## PROBLEM DETAILS:
Give every entry again, word for word and in full.
─── TASK INPUT
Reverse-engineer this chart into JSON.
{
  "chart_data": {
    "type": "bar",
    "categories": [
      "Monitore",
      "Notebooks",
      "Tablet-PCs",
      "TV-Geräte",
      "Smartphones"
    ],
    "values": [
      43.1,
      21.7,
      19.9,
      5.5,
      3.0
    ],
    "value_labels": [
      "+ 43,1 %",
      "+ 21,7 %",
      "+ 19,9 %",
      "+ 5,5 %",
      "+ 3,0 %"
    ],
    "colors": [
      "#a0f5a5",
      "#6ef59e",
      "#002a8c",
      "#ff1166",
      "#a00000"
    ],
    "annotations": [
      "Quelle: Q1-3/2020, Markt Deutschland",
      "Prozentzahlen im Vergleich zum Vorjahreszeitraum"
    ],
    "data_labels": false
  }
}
──────
## THE SOLUTION:
Reverse-engineer this chart into JSON.
{
  "chart_data": {
    "type": "bar",
    "categories": [
      "Monitore",
      "Notebooks",
      "Tablet-PCs",
      "TV-Geräte",
      "Smartphones"
    ],
    "values": [
      43.1,
      21.7,
      19.9,
      5.5,
      3.0
    ],
    "value_labels": [
      "+ 43,1 %",
      "+ 21,7 %",
      "+ 19,9 %",
      "+ 5,5 %",
      "+ 3,0 %"
    ],
    "colors": [
      "#a0f5a5",
      "#6ef59e",
      "#002a8c",
      "#ff1166",
      "#a00000"
    ],
    "annotations": [
      "Quelle: Q1-3/2020, Markt Deutschland",
      "Prozentzahlen im Vergleich zum Vorjahreszeitraum"
    ],
    "data_labels": false
  }
}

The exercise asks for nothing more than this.